Exercise materials -
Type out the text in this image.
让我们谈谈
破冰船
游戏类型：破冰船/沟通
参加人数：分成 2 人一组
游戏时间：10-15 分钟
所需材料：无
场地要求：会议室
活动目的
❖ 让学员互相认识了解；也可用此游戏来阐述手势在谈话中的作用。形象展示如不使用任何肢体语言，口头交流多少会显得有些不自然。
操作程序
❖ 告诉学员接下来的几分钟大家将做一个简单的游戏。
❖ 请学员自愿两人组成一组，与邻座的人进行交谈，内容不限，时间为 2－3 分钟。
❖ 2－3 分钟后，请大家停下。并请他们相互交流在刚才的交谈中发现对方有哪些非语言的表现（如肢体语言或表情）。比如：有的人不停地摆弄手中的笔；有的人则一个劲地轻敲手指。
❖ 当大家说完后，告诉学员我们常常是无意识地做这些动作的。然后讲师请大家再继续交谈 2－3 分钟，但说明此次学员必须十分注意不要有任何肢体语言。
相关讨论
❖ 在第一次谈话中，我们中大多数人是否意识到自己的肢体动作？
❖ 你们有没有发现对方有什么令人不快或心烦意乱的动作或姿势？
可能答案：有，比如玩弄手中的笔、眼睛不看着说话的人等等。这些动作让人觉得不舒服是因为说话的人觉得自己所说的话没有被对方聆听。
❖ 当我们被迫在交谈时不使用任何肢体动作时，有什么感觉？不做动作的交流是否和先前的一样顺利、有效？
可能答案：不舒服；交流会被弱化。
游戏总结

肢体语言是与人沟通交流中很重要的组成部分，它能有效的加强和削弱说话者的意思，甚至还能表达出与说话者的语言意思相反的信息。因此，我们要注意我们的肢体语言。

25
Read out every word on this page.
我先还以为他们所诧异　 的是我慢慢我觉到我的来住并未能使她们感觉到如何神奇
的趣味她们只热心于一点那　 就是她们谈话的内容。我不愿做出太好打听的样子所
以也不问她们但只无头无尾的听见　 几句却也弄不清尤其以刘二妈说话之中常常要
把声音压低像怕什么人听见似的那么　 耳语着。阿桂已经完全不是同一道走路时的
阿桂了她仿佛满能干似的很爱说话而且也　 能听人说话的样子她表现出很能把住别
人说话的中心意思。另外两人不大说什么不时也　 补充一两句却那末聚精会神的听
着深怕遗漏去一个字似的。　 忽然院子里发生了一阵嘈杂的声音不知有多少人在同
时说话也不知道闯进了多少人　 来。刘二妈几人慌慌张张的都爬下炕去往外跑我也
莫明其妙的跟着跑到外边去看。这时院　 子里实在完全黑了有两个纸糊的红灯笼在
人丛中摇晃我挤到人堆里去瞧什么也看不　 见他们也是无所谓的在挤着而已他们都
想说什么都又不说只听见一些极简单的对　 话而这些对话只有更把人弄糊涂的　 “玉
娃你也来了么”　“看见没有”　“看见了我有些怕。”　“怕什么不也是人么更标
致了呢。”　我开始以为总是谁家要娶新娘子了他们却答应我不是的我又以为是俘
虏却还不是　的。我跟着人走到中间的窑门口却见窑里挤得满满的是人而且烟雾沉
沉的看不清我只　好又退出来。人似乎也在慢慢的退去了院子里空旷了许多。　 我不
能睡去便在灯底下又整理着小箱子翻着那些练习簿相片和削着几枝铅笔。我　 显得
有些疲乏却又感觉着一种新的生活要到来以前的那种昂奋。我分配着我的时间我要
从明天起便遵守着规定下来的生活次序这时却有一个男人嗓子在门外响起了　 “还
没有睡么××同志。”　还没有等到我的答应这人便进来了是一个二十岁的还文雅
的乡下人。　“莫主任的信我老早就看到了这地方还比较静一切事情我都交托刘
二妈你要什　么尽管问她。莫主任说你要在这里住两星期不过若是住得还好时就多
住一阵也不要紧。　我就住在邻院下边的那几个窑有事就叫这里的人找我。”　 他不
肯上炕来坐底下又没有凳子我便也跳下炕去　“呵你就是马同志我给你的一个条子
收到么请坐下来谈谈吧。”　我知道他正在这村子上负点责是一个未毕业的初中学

Task -
All lines that include "可能答案" are to be gathered and copied.

Finished exercise -
可能答案：有，比如玩弄手中的笔、眼睛不看着说话的人等等。这些动作让人觉得不舒服是因为说话的人觉得自己所说的话没有被对方聆听。
可能答案：不舒服；交流会被弱化。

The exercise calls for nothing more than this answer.